- SET OF TASKS
a. Answer these questions using the Hamas truce passage:
(i) Who is named as Hamas' foreign affairs chief?
(ii) Whose spokesman is Nabil Abu Rudeineh?
(iii) What does Ahmed Yousef claim Abbas is intentionally hampering?
b. From the Hamas truce passage, return the span starting at "For his part, Nabil" and ending at "behind Abbas' back.", copied word for word.
c. Carry the Hamas truce passage forward from its last sentence.

- QUOTED PASSAGE
——

Meanwhile, with Mashal and Abu Marzouk in agreement in Qatar, the reports flying above their heads are pointing in different directions.
"We received a document," confirms Osama Hamdan, Hamas' foreign affairs chief, swearing in the same breath: "There will be no agreement with Israel without first bringing it to the attention of all the Palestinian factions."
For his part, Nabil Abu Rudeineh, spokesman for Palestinian Authority President Mahmoud Abbas, tries to make out that Fatah is not opposed to a truce, but blasts Hamas for working behind Abbas' back.
Abu Rudeineh gets slapped in return by senior Hamas official Ahmed Yousef, who claims that Abbas is "intentionally hampering the rebuilding of Gaza," and suggests that "he resign and let someone younger and truly capable run the affairs of Palestine."

——

Dataset rows:
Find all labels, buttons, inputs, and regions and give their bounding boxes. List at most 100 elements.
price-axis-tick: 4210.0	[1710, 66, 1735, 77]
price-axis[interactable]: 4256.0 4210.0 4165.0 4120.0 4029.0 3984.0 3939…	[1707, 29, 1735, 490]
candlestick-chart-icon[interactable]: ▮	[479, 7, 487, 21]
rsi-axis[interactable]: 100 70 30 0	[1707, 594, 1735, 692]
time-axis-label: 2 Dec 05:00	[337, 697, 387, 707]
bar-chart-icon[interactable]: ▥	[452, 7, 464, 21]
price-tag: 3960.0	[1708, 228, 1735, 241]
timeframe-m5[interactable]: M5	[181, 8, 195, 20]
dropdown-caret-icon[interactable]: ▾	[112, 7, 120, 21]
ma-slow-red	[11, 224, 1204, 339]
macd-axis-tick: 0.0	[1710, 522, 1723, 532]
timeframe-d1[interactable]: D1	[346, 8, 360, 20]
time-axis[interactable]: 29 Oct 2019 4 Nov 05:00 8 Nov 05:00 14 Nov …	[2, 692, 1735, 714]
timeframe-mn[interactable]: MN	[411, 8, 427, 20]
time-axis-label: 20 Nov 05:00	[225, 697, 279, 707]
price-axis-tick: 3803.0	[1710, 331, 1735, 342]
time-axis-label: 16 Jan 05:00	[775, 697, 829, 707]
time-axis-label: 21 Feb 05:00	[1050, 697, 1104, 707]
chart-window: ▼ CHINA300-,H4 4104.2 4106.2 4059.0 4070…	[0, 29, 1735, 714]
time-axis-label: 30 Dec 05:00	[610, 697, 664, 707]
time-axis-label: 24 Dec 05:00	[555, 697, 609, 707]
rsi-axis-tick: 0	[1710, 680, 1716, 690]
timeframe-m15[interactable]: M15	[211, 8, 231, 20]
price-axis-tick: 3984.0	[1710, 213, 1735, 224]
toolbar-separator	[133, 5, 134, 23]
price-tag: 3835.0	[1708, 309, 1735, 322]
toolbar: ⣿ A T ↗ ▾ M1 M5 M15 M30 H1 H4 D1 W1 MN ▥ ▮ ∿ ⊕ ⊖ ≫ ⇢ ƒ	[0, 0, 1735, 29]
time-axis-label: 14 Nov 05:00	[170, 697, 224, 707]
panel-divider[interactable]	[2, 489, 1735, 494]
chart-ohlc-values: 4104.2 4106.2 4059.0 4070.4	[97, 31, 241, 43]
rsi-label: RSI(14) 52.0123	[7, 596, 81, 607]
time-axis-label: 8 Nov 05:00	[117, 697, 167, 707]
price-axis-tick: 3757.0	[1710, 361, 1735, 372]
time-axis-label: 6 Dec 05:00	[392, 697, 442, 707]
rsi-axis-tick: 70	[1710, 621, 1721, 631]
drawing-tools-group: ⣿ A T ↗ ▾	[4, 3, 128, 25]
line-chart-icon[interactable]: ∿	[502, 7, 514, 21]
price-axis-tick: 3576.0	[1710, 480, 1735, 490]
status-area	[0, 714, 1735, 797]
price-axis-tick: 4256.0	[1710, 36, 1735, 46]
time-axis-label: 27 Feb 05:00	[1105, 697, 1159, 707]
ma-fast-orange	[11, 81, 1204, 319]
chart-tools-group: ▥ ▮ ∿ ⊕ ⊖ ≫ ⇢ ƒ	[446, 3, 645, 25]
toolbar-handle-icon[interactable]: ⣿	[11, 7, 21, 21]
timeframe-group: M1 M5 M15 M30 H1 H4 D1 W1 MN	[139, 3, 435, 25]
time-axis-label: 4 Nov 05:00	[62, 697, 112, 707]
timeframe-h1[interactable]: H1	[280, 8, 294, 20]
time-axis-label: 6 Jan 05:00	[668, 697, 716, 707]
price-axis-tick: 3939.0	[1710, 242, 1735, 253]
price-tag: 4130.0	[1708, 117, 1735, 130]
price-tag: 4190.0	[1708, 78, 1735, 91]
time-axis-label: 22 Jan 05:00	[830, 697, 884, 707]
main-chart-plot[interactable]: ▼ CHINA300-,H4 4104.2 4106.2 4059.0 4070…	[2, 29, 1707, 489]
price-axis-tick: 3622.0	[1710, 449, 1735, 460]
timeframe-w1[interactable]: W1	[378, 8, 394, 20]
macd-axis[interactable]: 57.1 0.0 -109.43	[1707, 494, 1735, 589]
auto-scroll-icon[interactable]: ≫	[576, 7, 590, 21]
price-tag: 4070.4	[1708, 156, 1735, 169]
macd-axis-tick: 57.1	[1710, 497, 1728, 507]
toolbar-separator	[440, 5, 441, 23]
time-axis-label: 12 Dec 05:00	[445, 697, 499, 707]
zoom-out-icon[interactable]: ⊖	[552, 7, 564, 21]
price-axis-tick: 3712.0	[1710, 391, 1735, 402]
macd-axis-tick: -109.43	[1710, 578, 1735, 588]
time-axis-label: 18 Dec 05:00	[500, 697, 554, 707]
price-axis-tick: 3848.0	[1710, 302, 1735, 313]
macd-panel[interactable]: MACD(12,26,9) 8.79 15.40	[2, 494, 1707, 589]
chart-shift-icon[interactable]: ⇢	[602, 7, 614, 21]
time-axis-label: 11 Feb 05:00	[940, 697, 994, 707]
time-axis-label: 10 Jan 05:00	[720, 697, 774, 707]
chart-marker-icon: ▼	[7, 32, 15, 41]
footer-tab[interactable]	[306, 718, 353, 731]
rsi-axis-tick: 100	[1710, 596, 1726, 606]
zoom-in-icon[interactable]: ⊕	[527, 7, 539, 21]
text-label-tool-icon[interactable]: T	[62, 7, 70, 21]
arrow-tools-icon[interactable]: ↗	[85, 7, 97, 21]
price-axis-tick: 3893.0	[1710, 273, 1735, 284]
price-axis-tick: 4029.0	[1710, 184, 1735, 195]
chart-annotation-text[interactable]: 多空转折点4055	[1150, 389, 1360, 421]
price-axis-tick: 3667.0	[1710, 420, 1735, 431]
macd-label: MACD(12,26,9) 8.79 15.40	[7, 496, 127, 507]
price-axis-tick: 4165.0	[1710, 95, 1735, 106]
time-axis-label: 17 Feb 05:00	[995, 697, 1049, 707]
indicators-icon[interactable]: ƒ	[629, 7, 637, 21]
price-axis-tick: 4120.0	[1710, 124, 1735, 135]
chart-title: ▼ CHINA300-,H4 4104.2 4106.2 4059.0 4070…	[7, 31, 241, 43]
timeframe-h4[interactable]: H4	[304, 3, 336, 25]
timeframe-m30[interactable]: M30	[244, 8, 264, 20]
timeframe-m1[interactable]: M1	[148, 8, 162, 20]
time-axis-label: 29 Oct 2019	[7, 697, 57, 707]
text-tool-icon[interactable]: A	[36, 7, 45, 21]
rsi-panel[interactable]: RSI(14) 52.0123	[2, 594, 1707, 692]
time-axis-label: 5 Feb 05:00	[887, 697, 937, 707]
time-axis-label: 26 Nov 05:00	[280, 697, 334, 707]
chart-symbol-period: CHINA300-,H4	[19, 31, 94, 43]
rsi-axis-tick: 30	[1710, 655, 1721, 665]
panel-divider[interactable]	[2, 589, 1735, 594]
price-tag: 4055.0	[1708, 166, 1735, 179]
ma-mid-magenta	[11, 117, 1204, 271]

——

- RESPONSES TO THE EXERCISE
a.
(i) Osama Hamdan
(ii) Palestinian Authority President Mahmoud Abbas
(iii) The rebuilding of Gaza

b.
For his part, Nabil Abu Rudeineh, spokesman for Palestinian Authority President Mahmoud Abbas, tries to make out that Fatah is not opposed to a truce, but blasts Hamas for working behind Abbas' back.

c.
According to a Qatari Foreign Ministry official, Major General Mordechai suggested that the Qatari emissary, al-Ahmadi, pay a visit to Ramallah to put Abbas in the picture and allay any suspicions that someone is trying to bypass him or ignore the PA. And al-Ahmadi did indeed visit the Muqata once or twice.
But the PA leader was not convinced. "Abbas," said the Qatari Foreign Ministry official, "suspects that Netanyahu is helping to establish an independent entity in Gaza against him, so he could declare Gaza a rebellious entity and announce a split – just like the late (Jordanian) King Hussein split from the West Bank".
On Tuesday night, we learned of Abbas' decision to dismantle the Palestinian unity government. While this government has never really worked, its dismantling was designed primarily to express the PA leader's frustration and anger.
Abbas meanwhile has canceled plans to visit Gaza, and Hamas has announced that it will not allow PA security forces to be stationed at the Gaza crossings. The quicker Gaza gets back onto its feet again, with Qatari funding and Israeli impetus, the weaker the Muqata in Ramallah will become. "Abbas will now establish a government of loyalists and oust anyone who is identified with Hamas," promises one of the PA leader's confidantes.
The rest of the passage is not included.